— Your objective —
Below are entries; copy exactly, and only, the lines from the one containing "What text is on this page?" through their final line, leaving out pictures.

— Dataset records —
— start —
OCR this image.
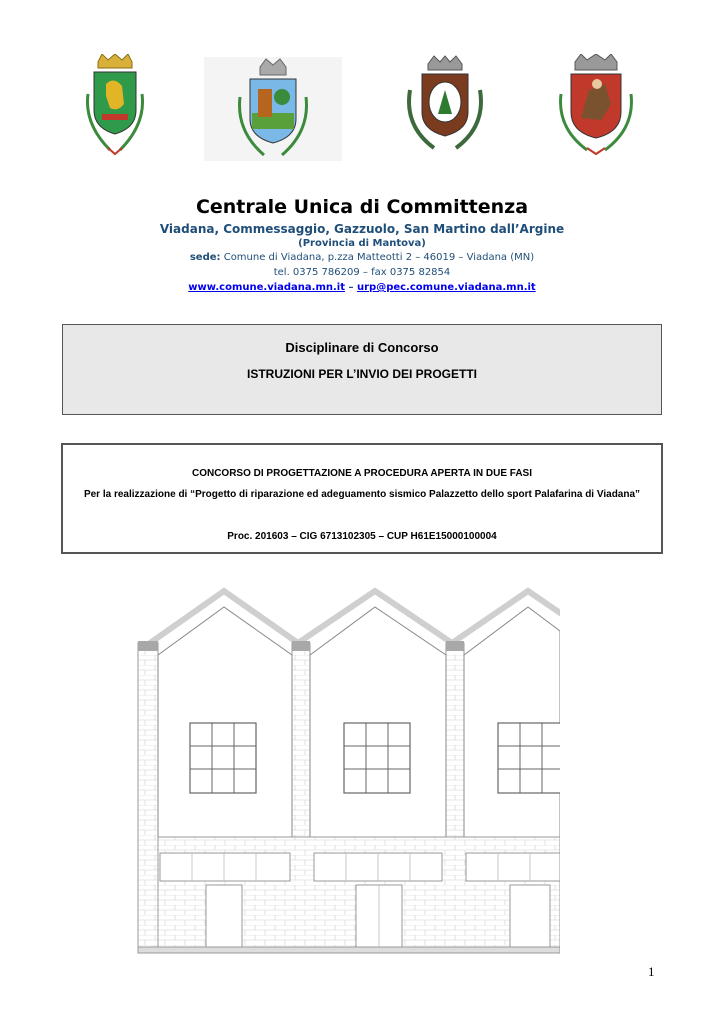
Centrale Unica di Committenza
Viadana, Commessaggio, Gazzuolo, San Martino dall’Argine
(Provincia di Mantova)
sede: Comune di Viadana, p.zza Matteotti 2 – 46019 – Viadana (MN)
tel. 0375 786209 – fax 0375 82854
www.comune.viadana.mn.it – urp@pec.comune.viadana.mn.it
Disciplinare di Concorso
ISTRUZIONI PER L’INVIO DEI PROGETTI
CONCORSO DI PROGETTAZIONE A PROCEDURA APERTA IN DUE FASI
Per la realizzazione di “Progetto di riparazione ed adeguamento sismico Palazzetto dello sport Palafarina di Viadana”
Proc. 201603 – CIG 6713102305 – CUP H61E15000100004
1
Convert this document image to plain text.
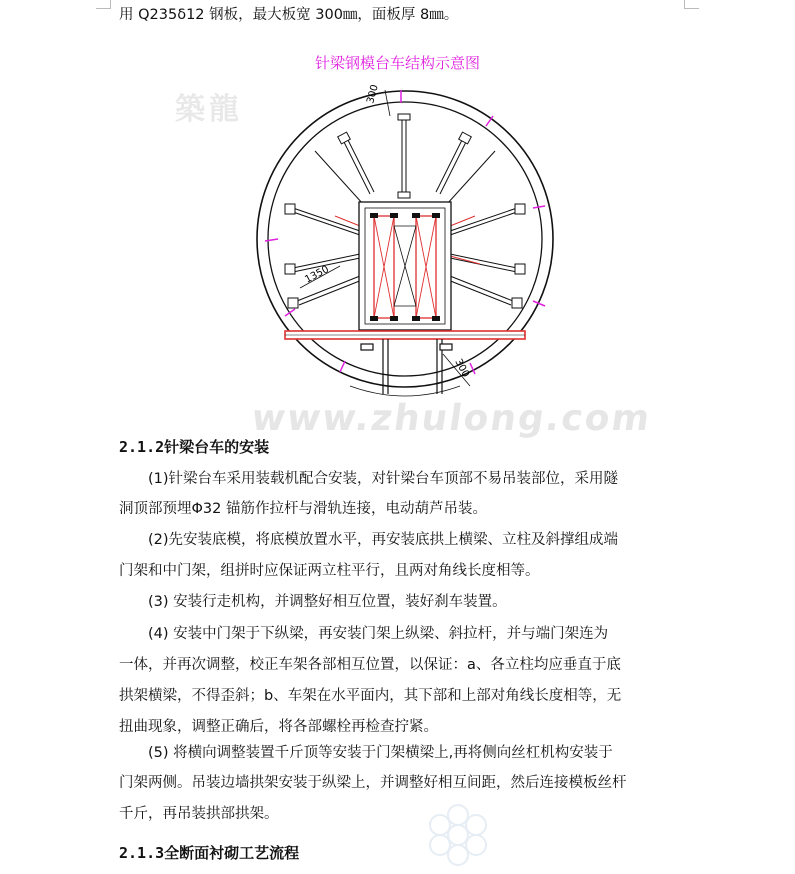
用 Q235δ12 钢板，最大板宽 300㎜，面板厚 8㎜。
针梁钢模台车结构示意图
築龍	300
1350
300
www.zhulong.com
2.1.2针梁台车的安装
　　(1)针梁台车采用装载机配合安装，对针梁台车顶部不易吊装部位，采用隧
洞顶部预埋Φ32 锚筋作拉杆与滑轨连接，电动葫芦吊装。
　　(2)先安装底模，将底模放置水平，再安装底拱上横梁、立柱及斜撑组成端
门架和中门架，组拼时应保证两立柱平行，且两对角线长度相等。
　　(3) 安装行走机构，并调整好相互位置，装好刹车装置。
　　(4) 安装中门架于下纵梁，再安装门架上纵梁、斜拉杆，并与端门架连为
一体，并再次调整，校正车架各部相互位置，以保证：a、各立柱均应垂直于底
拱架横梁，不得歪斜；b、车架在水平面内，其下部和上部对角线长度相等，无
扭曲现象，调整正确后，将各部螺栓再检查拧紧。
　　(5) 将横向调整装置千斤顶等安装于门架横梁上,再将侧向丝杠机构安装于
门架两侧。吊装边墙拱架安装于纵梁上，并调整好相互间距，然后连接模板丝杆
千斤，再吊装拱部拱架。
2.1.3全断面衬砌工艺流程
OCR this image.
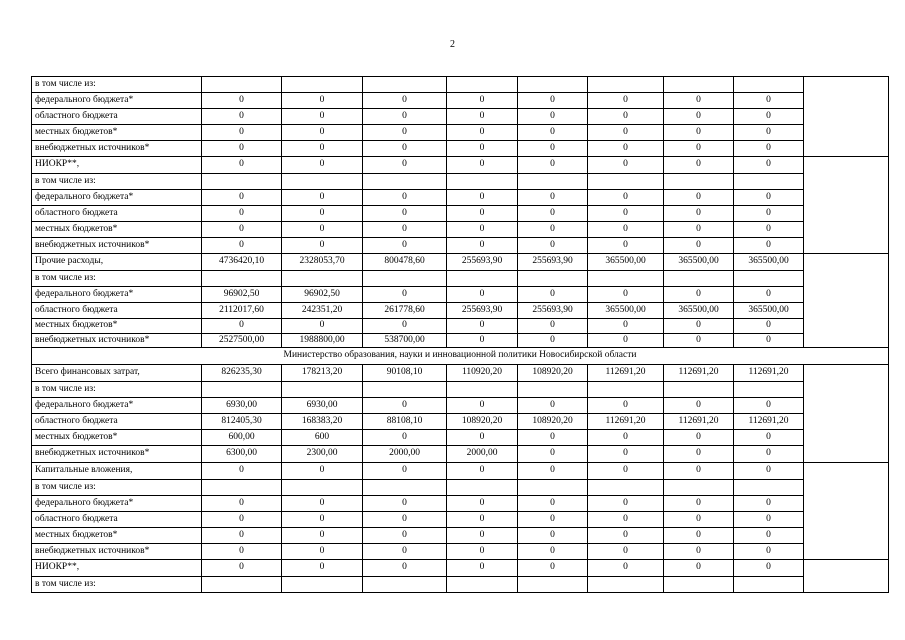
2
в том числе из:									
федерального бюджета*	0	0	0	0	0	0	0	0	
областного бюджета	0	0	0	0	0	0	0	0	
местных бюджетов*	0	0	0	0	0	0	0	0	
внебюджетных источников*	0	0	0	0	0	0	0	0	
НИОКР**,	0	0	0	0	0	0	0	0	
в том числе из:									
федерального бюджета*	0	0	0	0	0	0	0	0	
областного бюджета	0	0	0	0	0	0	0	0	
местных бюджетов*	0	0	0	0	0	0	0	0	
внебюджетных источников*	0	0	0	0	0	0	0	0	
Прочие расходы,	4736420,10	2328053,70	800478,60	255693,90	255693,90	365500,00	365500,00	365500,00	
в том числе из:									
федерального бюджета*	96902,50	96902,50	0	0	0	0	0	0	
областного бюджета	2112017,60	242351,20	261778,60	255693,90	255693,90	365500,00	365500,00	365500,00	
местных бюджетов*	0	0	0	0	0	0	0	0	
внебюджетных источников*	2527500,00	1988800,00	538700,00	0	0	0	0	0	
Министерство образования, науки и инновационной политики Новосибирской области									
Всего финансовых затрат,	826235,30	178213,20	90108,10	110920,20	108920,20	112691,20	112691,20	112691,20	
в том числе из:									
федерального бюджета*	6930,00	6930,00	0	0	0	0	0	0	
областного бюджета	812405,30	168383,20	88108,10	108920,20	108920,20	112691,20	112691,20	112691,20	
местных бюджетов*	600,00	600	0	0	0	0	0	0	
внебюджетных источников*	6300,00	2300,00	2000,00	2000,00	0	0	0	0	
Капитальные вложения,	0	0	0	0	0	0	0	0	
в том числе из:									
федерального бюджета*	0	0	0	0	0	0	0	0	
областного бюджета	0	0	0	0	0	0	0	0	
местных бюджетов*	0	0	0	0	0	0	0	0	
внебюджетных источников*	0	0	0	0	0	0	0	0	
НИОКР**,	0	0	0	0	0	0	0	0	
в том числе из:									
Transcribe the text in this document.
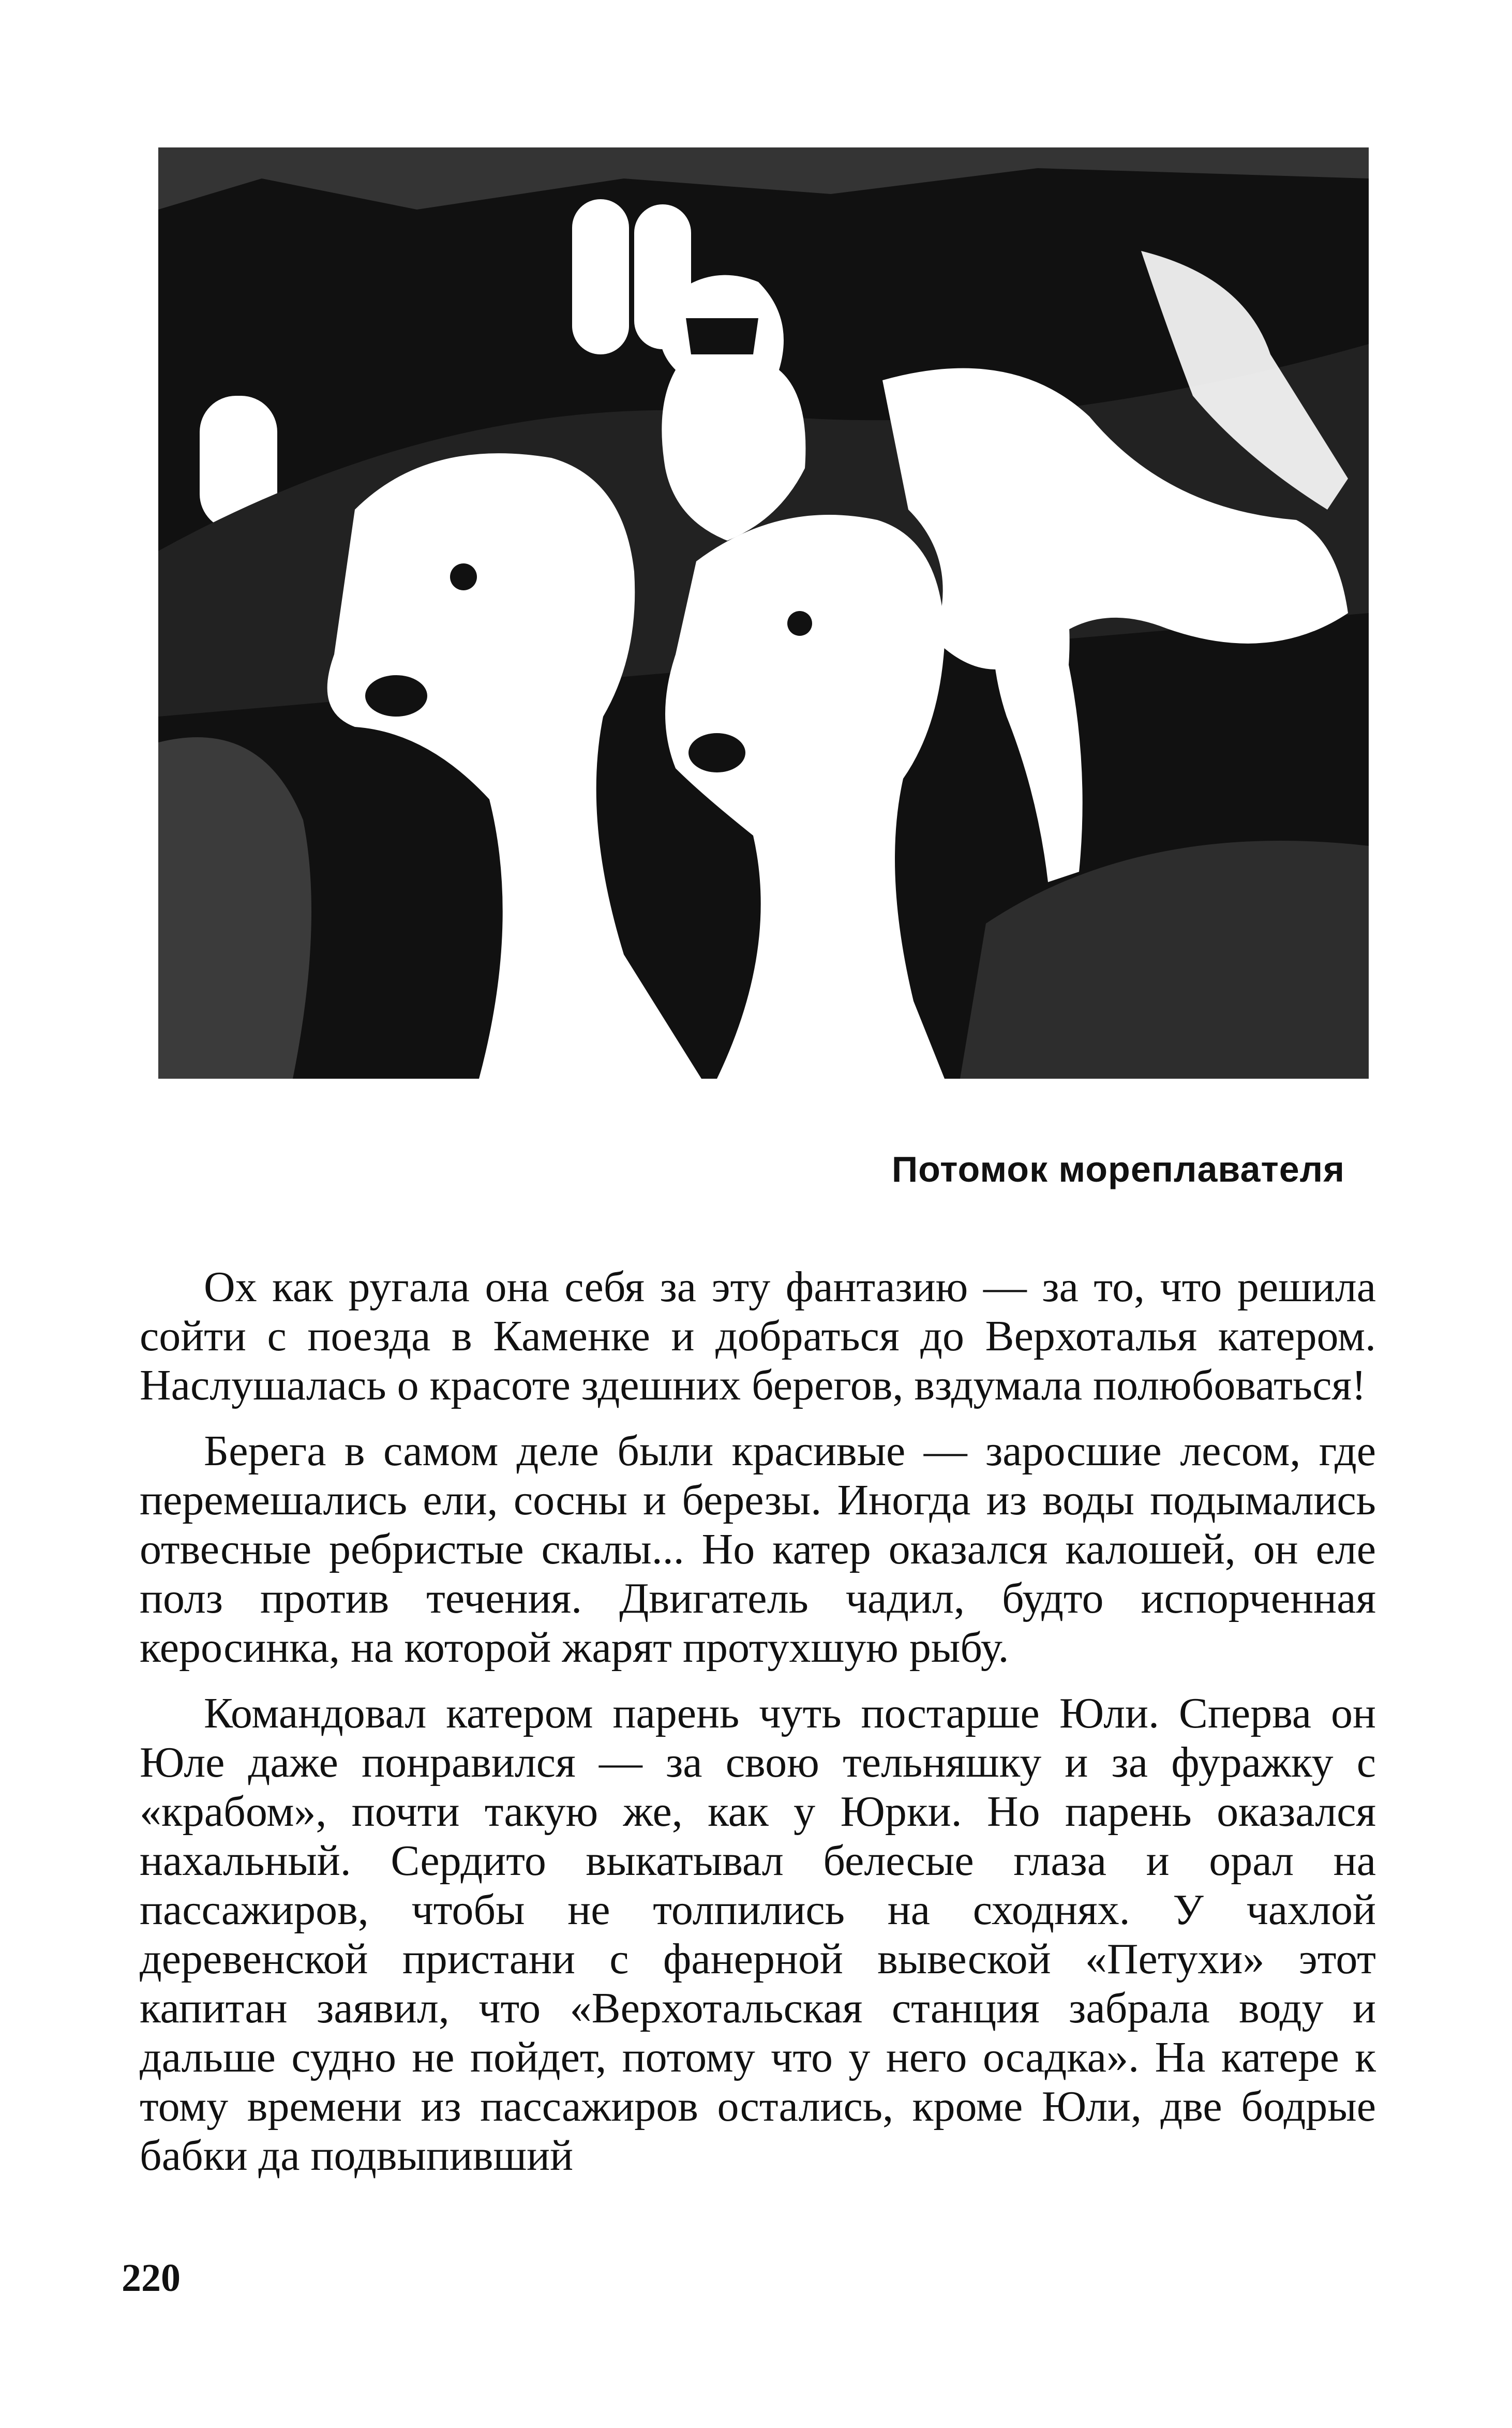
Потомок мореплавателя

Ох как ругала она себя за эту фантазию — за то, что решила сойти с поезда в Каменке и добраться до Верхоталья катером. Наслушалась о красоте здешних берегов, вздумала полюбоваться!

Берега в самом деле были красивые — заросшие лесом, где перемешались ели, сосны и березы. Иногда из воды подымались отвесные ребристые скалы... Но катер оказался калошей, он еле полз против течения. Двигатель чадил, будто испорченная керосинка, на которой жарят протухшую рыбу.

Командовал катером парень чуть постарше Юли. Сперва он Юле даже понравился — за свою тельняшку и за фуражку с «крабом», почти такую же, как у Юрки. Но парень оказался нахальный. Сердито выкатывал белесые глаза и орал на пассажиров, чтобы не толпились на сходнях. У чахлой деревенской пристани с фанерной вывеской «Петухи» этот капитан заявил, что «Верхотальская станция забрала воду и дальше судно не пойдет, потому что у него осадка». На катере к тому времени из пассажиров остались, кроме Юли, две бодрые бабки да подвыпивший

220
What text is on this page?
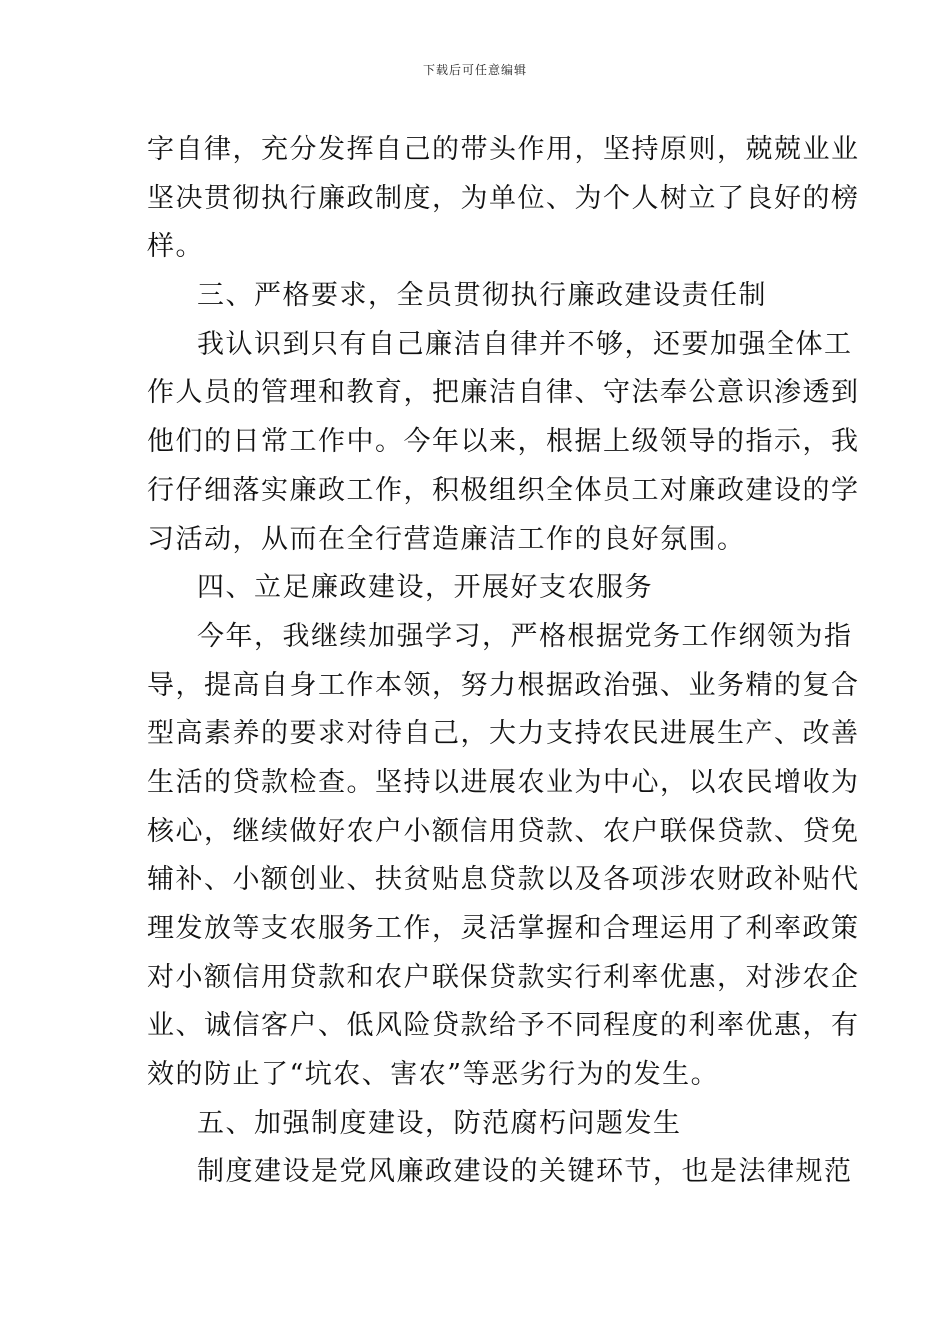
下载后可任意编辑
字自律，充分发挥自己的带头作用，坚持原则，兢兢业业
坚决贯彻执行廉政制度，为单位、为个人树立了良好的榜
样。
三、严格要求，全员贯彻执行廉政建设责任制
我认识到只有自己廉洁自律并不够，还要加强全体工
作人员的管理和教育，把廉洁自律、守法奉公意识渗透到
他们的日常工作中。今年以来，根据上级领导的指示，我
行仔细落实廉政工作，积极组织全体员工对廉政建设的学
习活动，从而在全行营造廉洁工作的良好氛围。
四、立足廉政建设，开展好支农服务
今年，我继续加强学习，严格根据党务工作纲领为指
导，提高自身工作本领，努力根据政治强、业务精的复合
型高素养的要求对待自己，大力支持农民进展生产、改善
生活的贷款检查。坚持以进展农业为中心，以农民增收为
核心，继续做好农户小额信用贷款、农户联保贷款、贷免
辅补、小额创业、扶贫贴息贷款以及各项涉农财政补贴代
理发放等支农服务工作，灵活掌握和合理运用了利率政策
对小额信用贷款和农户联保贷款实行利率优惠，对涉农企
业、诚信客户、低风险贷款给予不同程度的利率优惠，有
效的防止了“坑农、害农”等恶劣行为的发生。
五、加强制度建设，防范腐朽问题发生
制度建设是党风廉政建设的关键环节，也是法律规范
— end —
— Written answer —
What text is on this page?
下载后可任意编辑
字自律，充分发挥自己的带头作用，坚持原则，兢兢业业
坚决贯彻执行廉政制度，为单位、为个人树立了良好的榜
样。
三、严格要求，全员贯彻执行廉政建设责任制
我认识到只有自己廉洁自律并不够，还要加强全体工
作人员的管理和教育，把廉洁自律、守法奉公意识渗透到
他们的日常工作中。今年以来，根据上级领导的指示，我
行仔细落实廉政工作，积极组织全体员工对廉政建设的学
习活动，从而在全行营造廉洁工作的良好氛围。
四、立足廉政建设，开展好支农服务
今年，我继续加强学习，严格根据党务工作纲领为指
导，提高自身工作本领，努力根据政治强、业务精的复合
型高素养的要求对待自己，大力支持农民进展生产、改善
生活的贷款检查。坚持以进展农业为中心，以农民增收为
核心，继续做好农户小额信用贷款、农户联保贷款、贷免
辅补、小额创业、扶贫贴息贷款以及各项涉农财政补贴代
理发放等支农服务工作，灵活掌握和合理运用了利率政策
对小额信用贷款和农户联保贷款实行利率优惠，对涉农企
业、诚信客户、低风险贷款给予不同程度的利率优惠，有
效的防止了“坑农、害农”等恶劣行为的发生。
五、加强制度建设，防范腐朽问题发生
制度建设是党风廉政建设的关键环节，也是法律规范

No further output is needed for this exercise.